Sales forecasting
How to forecast retention to drive sustainable revenue growth for B2B revenue teams

Griffin Bell
Head of Customer Operations, Gong
Published on: January 7, 2026

Your revenue numbers rarely tell the full story. Behind every renewal and expansion opportunity sits a customer relationship filled with signals that predict future outcomes. But most B2B companies miss these signals (and many don’t even capture them) until it's too late.
When customers leave, it's rarely a sudden decision. The warning signs for predicting churn were there in their conversations, support tickets, and engagement patterns months before they formally announced their departure. The challenge isn't that these signals don't exist, it's that most revenue teams lack the ability to capture, interpret, and act on them at scale.
Retention forecasting changes this dynamic by turning customer conversations into predictive insights about future revenue. It gives you visibility into which accounts will renew, which might expand, and which need immediate attention, all based on customer interactions rather than gut feelings or lagging indicators.
This post explains how retention forecasting works, why it matters for sustainable growth, and how you can implement it to transform your approach to revenue planning.
What’s a retention forecast for revenue growth?
Retention forecasting predicts the future revenue you’re likely to get from existing customers by analyzing conversation patterns, engagement signals, and behavioral data across all customer touchpoints. It's not about looking backward at customers you've already lost. It's about looking forward to identify which customers will likely stay, expand, or leave.
The key difference lies in timing and actionability. Traditional churn analysis tells you why customers left after they're gone. Retention forecasting tells you which customers might leave while you still have time to save them.
This predictive approach requires capturing signals from every customer interaction — from support tickets to executive business reviews — and transforms them into early warnings about revenue risk. When you can see retention problems forming months in advance, you shift from reactive firefighting to proactive value realization.
How a retention forecast powers sustainable B2B revenue
Here's a sobering reality: Revenue teams face significant forecasting challenges, with many organizations missing their targets. The root cause often lies in blind spots around existing customer revenue, which represents the largest portion of most B2B companies' revenue.
The problem stems from incomplete data. Only one percent of customer data makes it into CRM systems, leaving teams to guess about customer health based on login counts and rep notes. This creates a dangerous gap between what you think is happening with customers and what's actually happening.
Retention risk compounds quickly when it’s ignored. A customer showing early frustration in January might seem stable based on usage metrics alone. But by March, unaddressed concerns become formal vendor evaluations, and by June, what started as a solvable problem becomes an unwinnable renewal battle.
The compounding effect works in reverse when you get retention forecasting right. Accurate predictions about customer behaviors create a ripple effect throughout your revenue organization. Your sales teams know which accounts need attention, Customer Success can prioritize their efforts, and RevOps can build forecasts everyone trusts.

###

Problem requirements –
Reproduce the passage of the retention forecasting article word for word from "When customers leave, it's" to "to revenue planning.", including both of those phrases.

###

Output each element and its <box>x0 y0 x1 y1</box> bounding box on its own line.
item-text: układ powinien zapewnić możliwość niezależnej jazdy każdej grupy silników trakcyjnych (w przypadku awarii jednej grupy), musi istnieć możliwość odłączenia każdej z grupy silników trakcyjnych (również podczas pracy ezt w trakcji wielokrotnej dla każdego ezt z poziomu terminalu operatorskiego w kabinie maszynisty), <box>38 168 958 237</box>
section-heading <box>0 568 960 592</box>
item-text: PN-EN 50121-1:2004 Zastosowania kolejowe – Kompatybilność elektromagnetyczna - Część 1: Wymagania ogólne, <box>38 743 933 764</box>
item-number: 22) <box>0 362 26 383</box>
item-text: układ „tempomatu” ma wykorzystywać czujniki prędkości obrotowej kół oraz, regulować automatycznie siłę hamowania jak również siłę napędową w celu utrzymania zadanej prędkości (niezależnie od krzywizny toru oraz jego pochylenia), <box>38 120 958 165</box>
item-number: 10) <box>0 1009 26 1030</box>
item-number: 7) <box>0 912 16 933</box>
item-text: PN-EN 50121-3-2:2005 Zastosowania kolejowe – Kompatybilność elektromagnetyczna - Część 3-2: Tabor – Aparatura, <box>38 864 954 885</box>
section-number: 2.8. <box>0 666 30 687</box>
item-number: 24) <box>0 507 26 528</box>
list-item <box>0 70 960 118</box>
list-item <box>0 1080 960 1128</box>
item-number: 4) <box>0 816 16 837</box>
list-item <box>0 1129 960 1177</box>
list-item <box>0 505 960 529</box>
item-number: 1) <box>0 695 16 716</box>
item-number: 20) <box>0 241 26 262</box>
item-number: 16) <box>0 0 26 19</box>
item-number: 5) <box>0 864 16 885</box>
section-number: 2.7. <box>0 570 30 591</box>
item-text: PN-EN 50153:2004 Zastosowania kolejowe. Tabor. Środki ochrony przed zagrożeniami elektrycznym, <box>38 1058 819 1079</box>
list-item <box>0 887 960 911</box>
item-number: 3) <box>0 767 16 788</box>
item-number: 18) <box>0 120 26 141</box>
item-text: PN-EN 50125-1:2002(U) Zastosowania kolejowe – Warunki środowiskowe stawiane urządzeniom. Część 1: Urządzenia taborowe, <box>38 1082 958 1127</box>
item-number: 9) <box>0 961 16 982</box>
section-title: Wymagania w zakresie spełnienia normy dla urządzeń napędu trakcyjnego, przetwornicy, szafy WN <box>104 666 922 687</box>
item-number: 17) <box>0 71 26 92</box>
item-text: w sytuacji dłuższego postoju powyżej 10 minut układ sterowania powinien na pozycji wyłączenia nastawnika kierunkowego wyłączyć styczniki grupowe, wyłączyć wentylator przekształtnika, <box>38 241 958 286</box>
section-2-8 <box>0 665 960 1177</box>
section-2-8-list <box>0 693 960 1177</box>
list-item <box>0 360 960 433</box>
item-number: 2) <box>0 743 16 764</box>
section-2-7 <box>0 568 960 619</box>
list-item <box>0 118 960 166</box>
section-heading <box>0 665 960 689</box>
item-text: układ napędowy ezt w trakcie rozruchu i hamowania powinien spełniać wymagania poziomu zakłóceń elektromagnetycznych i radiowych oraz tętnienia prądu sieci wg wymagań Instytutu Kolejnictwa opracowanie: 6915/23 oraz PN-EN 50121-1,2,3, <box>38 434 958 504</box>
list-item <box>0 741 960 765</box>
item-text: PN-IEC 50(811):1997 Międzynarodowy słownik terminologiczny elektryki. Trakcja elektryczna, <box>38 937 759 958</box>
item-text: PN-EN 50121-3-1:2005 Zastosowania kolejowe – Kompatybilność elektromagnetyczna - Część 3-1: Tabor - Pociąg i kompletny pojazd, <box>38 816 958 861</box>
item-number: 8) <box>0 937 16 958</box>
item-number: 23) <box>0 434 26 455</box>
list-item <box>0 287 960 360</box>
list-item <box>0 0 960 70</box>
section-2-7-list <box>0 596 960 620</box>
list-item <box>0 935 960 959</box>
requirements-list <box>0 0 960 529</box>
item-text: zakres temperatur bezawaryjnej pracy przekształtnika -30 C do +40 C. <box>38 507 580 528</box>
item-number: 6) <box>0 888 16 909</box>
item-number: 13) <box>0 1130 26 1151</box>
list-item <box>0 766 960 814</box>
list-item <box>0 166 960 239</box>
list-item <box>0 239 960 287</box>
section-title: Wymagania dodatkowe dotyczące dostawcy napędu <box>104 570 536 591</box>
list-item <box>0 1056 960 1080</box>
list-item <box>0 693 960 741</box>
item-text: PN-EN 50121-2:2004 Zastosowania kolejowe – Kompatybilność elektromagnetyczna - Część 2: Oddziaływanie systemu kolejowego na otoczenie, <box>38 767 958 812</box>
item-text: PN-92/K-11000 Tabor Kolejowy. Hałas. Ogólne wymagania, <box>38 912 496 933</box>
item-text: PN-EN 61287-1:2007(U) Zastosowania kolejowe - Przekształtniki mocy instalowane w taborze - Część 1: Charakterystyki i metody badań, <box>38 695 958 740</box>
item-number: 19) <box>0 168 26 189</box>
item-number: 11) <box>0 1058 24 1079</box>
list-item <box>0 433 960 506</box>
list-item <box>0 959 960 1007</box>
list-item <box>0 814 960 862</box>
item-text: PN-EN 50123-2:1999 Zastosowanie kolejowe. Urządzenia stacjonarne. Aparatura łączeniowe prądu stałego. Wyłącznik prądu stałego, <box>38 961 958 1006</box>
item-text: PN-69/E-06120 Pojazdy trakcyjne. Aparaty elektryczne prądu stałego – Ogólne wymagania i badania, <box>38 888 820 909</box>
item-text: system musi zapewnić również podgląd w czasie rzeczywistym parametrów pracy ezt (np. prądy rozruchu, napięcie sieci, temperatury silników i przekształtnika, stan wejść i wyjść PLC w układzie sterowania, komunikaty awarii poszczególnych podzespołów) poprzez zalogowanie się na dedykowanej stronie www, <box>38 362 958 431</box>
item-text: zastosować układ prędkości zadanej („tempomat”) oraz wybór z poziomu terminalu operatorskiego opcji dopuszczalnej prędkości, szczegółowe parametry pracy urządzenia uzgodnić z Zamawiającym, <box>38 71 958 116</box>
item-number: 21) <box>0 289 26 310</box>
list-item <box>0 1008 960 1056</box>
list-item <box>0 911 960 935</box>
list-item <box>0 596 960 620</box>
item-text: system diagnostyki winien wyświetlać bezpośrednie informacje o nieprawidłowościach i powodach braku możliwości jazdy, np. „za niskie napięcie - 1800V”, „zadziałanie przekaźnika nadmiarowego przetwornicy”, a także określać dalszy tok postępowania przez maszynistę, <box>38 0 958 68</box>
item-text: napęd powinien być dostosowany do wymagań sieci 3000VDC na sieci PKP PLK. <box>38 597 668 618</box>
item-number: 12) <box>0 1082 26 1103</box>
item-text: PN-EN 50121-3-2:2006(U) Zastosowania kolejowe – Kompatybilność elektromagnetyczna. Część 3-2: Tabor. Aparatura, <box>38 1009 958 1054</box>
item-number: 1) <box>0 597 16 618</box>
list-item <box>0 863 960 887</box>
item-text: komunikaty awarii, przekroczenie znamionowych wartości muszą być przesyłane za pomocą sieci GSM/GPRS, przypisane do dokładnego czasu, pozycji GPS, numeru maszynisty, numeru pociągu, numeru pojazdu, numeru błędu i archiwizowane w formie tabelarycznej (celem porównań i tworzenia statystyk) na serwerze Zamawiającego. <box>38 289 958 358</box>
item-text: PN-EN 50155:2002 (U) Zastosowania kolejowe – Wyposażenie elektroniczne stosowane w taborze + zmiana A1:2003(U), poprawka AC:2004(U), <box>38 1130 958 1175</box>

###

Solution for this problem –
When customers leave, it's rarely a sudden decision. The warning signs for predicting churn were there in their conversations, support tickets, and engagement patterns months before they formally announced their departure. The challenge isn't that these signals don't exist, it's that most revenue teams lack the ability to capture, interpret, and act on them at scale.
Retention forecasting changes this dynamic by turning customer conversations into predictive insights about future revenue. It gives you visibility into which accounts will renew, which might expand, and which need immediate attention, all based on customer interactions rather than gut feelings or lagging indicators.
This post explains how retention forecasting works, why it matters for sustainable growth, and how you can implement it to transform your approach to revenue planning.